* start *

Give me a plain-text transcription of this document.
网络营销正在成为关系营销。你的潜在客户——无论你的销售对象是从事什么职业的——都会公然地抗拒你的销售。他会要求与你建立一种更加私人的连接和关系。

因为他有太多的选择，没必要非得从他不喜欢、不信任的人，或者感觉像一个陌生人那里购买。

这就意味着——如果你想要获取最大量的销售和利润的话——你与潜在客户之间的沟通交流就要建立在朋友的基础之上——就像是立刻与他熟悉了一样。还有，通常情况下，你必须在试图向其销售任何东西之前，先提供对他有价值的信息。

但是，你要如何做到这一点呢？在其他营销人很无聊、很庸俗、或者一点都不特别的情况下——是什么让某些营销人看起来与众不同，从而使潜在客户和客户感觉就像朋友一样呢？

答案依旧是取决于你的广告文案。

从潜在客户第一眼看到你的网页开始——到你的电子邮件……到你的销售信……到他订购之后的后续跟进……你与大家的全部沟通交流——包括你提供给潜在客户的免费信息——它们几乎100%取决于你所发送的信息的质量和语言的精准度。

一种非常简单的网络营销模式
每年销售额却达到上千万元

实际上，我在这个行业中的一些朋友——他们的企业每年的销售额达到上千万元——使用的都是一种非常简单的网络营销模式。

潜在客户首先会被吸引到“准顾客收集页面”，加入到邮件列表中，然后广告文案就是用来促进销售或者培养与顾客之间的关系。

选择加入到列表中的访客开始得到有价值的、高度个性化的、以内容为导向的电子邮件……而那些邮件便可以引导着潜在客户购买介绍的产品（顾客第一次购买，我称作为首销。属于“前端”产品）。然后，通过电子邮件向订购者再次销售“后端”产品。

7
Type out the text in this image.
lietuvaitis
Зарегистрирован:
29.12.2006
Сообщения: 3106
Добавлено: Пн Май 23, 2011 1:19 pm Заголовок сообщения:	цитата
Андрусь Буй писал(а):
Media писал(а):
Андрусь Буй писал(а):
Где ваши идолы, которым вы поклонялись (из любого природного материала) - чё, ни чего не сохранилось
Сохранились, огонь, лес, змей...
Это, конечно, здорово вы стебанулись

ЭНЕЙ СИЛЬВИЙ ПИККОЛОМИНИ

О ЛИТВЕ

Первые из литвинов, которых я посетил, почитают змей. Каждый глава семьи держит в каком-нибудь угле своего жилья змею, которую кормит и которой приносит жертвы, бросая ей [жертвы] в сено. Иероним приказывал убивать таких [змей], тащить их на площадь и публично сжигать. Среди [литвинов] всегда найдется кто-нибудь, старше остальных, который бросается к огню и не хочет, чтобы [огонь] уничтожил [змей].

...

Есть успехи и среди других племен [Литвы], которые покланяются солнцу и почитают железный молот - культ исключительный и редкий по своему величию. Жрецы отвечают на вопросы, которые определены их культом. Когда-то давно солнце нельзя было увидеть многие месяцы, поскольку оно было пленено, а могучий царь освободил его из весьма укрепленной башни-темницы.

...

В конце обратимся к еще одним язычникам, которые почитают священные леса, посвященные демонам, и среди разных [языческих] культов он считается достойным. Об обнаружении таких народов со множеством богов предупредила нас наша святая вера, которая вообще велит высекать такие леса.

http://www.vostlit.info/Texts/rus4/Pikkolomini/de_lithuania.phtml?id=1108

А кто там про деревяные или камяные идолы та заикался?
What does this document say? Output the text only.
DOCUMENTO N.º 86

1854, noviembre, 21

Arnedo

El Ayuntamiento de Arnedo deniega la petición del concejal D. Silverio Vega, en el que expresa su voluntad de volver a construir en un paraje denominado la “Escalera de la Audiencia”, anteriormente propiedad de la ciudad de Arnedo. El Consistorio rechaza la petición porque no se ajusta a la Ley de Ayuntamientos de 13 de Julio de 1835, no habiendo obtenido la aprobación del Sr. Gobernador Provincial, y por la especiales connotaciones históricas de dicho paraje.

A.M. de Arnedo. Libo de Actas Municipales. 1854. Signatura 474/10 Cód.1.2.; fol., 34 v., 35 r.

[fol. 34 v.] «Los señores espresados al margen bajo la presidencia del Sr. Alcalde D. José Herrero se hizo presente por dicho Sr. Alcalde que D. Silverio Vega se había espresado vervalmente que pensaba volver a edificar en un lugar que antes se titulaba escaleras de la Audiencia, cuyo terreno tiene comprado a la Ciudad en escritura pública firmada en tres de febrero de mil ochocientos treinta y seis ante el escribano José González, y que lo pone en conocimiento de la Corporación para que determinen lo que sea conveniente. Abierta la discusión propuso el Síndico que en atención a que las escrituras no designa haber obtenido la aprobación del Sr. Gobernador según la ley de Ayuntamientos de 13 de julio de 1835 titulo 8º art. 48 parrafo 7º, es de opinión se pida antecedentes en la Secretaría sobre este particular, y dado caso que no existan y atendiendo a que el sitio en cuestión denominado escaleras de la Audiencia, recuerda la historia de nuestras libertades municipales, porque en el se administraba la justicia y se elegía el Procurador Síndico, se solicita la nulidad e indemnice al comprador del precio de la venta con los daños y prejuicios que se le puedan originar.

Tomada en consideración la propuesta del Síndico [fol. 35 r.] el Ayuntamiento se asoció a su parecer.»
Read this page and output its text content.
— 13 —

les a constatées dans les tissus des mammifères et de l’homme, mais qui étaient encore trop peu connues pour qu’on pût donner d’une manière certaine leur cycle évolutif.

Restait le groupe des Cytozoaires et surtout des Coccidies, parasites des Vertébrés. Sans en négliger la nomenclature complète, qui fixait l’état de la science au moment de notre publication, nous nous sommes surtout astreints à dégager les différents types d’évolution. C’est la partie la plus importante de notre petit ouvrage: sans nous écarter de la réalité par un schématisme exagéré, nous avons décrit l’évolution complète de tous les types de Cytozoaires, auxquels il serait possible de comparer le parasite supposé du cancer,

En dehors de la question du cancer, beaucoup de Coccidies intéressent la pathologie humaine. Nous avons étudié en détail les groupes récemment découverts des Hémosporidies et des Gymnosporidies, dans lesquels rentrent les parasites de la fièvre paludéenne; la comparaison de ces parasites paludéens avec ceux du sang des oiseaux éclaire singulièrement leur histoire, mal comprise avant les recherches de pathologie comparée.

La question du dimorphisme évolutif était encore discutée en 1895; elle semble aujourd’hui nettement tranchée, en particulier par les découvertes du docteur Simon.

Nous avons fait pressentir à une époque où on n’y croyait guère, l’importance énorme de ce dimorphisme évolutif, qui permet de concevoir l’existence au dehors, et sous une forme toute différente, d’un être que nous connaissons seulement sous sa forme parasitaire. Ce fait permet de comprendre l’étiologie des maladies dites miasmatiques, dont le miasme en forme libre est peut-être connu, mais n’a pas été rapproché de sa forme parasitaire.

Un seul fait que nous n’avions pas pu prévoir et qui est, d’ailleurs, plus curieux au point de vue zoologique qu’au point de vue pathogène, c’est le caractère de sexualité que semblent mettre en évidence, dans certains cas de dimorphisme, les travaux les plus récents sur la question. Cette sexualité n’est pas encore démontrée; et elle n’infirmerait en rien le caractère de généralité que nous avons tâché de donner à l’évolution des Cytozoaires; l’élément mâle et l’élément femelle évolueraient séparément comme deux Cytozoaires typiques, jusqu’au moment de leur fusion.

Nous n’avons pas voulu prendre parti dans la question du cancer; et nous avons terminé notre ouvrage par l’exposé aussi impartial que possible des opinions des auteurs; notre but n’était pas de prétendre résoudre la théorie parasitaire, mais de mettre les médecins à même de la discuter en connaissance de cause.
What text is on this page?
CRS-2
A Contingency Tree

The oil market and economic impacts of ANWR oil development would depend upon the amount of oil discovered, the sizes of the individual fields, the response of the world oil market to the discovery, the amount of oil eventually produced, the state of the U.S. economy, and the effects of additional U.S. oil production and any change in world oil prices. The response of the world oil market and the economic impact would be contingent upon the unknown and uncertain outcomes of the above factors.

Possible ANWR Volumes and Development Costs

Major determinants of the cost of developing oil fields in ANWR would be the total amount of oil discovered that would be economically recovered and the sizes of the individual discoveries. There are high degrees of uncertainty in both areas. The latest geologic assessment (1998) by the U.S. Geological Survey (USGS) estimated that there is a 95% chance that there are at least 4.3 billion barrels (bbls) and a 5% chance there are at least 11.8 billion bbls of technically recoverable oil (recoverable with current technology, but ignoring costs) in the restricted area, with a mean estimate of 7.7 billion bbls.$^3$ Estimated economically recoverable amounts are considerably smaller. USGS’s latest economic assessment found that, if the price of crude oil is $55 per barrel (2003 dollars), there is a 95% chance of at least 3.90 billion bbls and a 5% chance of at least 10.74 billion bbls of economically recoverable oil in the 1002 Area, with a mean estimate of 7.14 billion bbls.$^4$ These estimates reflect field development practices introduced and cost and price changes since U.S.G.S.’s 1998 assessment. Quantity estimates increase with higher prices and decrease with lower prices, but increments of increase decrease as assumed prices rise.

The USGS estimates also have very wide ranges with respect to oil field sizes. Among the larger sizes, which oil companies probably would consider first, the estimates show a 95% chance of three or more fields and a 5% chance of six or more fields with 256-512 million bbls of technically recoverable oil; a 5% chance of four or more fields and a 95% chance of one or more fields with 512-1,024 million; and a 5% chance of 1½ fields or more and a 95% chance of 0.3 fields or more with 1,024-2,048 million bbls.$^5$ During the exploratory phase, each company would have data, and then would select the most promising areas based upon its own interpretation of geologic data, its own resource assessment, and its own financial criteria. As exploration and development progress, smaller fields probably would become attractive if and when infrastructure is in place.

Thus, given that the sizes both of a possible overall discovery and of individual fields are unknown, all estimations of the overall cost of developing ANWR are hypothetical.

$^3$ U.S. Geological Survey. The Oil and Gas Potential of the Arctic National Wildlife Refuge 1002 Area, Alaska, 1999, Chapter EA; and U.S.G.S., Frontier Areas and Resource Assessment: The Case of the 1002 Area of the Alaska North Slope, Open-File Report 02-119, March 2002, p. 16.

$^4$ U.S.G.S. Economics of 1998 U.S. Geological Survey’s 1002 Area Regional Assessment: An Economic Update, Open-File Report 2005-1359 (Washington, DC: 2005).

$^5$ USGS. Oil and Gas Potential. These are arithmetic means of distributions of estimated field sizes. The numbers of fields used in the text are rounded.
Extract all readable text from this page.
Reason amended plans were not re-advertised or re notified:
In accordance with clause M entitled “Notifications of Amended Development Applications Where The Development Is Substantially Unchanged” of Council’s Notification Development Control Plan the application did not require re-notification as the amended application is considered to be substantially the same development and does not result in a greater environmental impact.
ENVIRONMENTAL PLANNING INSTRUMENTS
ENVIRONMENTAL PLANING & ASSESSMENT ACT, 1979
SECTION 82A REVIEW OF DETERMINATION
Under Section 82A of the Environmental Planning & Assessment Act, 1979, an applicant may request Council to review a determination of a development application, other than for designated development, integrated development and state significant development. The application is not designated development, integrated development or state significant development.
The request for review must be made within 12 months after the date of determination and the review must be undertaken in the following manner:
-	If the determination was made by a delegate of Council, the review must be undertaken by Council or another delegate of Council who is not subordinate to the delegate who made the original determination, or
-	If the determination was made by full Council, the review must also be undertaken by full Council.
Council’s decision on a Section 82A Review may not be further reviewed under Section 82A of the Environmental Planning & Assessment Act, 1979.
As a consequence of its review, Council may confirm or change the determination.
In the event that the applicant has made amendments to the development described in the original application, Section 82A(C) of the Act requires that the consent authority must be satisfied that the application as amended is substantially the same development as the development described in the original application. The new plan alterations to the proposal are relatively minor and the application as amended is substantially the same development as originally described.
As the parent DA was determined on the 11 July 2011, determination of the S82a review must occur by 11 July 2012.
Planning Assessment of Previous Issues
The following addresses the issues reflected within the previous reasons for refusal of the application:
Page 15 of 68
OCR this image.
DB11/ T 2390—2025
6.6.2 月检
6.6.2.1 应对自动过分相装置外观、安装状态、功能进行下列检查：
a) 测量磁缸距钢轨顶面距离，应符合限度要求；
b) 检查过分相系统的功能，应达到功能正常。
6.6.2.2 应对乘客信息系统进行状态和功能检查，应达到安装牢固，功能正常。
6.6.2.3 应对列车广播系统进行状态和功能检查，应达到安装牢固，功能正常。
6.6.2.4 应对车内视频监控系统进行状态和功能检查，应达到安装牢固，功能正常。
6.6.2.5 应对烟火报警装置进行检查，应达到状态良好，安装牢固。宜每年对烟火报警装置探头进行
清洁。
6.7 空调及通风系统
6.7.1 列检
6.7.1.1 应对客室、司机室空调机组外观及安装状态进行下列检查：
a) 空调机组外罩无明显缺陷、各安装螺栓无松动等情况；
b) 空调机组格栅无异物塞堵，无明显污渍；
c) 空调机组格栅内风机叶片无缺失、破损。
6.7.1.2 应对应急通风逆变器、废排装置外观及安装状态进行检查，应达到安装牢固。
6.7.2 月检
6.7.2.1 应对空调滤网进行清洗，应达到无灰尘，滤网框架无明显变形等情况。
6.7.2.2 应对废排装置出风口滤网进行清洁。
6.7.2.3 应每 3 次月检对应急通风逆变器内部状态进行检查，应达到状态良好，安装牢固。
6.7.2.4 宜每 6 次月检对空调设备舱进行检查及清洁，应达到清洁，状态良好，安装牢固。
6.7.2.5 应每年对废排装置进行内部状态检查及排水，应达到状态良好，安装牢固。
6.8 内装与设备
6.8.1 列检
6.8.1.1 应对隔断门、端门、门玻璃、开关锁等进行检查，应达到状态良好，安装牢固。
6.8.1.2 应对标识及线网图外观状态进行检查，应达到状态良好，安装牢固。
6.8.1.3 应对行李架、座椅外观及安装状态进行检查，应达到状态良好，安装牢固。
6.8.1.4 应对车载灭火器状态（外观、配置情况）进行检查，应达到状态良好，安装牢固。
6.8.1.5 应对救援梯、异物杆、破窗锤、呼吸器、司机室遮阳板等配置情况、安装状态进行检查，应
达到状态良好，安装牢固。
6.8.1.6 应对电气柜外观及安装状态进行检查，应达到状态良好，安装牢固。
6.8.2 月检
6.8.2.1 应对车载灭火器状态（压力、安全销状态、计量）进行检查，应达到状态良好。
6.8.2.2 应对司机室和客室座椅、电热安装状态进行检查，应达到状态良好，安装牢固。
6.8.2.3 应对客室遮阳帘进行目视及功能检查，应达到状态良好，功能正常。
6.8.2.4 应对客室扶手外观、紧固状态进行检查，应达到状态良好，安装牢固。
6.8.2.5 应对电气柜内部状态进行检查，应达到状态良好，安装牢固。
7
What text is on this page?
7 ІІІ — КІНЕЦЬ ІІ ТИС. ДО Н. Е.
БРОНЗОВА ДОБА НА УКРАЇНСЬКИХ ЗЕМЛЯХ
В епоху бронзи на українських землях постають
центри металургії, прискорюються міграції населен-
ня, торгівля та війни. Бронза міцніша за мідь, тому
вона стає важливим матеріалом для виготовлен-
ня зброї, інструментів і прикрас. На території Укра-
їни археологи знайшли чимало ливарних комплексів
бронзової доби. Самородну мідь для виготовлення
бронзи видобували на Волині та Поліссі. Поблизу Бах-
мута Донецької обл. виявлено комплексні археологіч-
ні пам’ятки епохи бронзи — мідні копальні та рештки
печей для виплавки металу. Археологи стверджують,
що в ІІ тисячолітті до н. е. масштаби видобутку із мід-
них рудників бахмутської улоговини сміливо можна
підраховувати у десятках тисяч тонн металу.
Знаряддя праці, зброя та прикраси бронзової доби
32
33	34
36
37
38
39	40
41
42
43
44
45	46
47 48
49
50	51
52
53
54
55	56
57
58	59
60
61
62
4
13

* end *

▶ Your instructions: Give again, word for word, every line from the one holding "OCR this image." to the end of the data.

▶ The reply:
OCR this image.
DB11/ T 2390—2025
6.6.2 月检
6.6.2.1 应对自动过分相装置外观、安装状态、功能进行下列检查：
a) 测量磁缸距钢轨顶面距离，应符合限度要求；
b) 检查过分相系统的功能，应达到功能正常。
6.6.2.2 应对乘客信息系统进行状态和功能检查，应达到安装牢固，功能正常。
6.6.2.3 应对列车广播系统进行状态和功能检查，应达到安装牢固，功能正常。
6.6.2.4 应对车内视频监控系统进行状态和功能检查，应达到安装牢固，功能正常。
6.6.2.5 应对烟火报警装置进行检查，应达到状态良好，安装牢固。宜每年对烟火报警装置探头进行
清洁。
6.7 空调及通风系统
6.7.1 列检
6.7.1.1 应对客室、司机室空调机组外观及安装状态进行下列检查：
a) 空调机组外罩无明显缺陷、各安装螺栓无松动等情况；
b) 空调机组格栅无异物塞堵，无明显污渍；
c) 空调机组格栅内风机叶片无缺失、破损。
6.7.1.2 应对应急通风逆变器、废排装置外观及安装状态进行检查，应达到安装牢固。
6.7.2 月检
6.7.2.1 应对空调滤网进行清洗，应达到无灰尘，滤网框架无明显变形等情况。
6.7.2.2 应对废排装置出风口滤网进行清洁。
6.7.2.3 应每 3 次月检对应急通风逆变器内部状态进行检查，应达到状态良好，安装牢固。
6.7.2.4 宜每 6 次月检对空调设备舱进行检查及清洁，应达到清洁，状态良好，安装牢固。
6.7.2.5 应每年对废排装置进行内部状态检查及排水，应达到状态良好，安装牢固。
6.8 内装与设备
6.8.1 列检
6.8.1.1 应对隔断门、端门、门玻璃、开关锁等进行检查，应达到状态良好，安装牢固。
6.8.1.2 应对标识及线网图外观状态进行检查，应达到状态良好，安装牢固。
6.8.1.3 应对行李架、座椅外观及安装状态进行检查，应达到状态良好，安装牢固。
6.8.1.4 应对车载灭火器状态（外观、配置情况）进行检查，应达到状态良好，安装牢固。
6.8.1.5 应对救援梯、异物杆、破窗锤、呼吸器、司机室遮阳板等配置情况、安装状态进行检查，应
达到状态良好，安装牢固。
6.8.1.6 应对电气柜外观及安装状态进行检查，应达到状态良好，安装牢固。
6.8.2 月检
6.8.2.1 应对车载灭火器状态（压力、安全销状态、计量）进行检查，应达到状态良好。
6.8.2.2 应对司机室和客室座椅、电热安装状态进行检查，应达到状态良好，安装牢固。
6.8.2.3 应对客室遮阳帘进行目视及功能检查，应达到状态良好，功能正常。
6.8.2.4 应对客室扶手外观、紧固状态进行检查，应达到状态良好，安装牢固。
6.8.2.5 应对电气柜内部状态进行检查，应达到状态良好，安装牢固。
7
What text is on this page?
7 ІІІ — КІНЕЦЬ ІІ ТИС. ДО Н. Е.
БРОНЗОВА ДОБА НА УКРАЇНСЬКИХ ЗЕМЛЯХ
В епоху бронзи на українських землях постають
центри металургії, прискорюються міграції населен-
ня, торгівля та війни. Бронза міцніша за мідь, тому
вона стає важливим матеріалом для виготовлен-
ня зброї, інструментів і прикрас. На території Укра-
їни археологи знайшли чимало ливарних комплексів
бронзової доби. Самородну мідь для виготовлення
бронзи видобували на Волині та Поліссі. Поблизу Бах-
мута Донецької обл. виявлено комплексні археологіч-
ні пам’ятки епохи бронзи — мідні копальні та рештки
печей для виплавки металу. Археологи стверджують,
що в ІІ тисячолітті до н. е. масштаби видобутку із мід-
них рудників бахмутської улоговини сміливо можна
підраховувати у десятках тисяч тонн металу.
Знаряддя праці, зброя та прикраси бронзової доби
32
33	34
36
37
38
39	40
41
42
43
44
45	46
47 48
49
50	51
52
53
54
55	56
57
58	59
60
61
62
4
13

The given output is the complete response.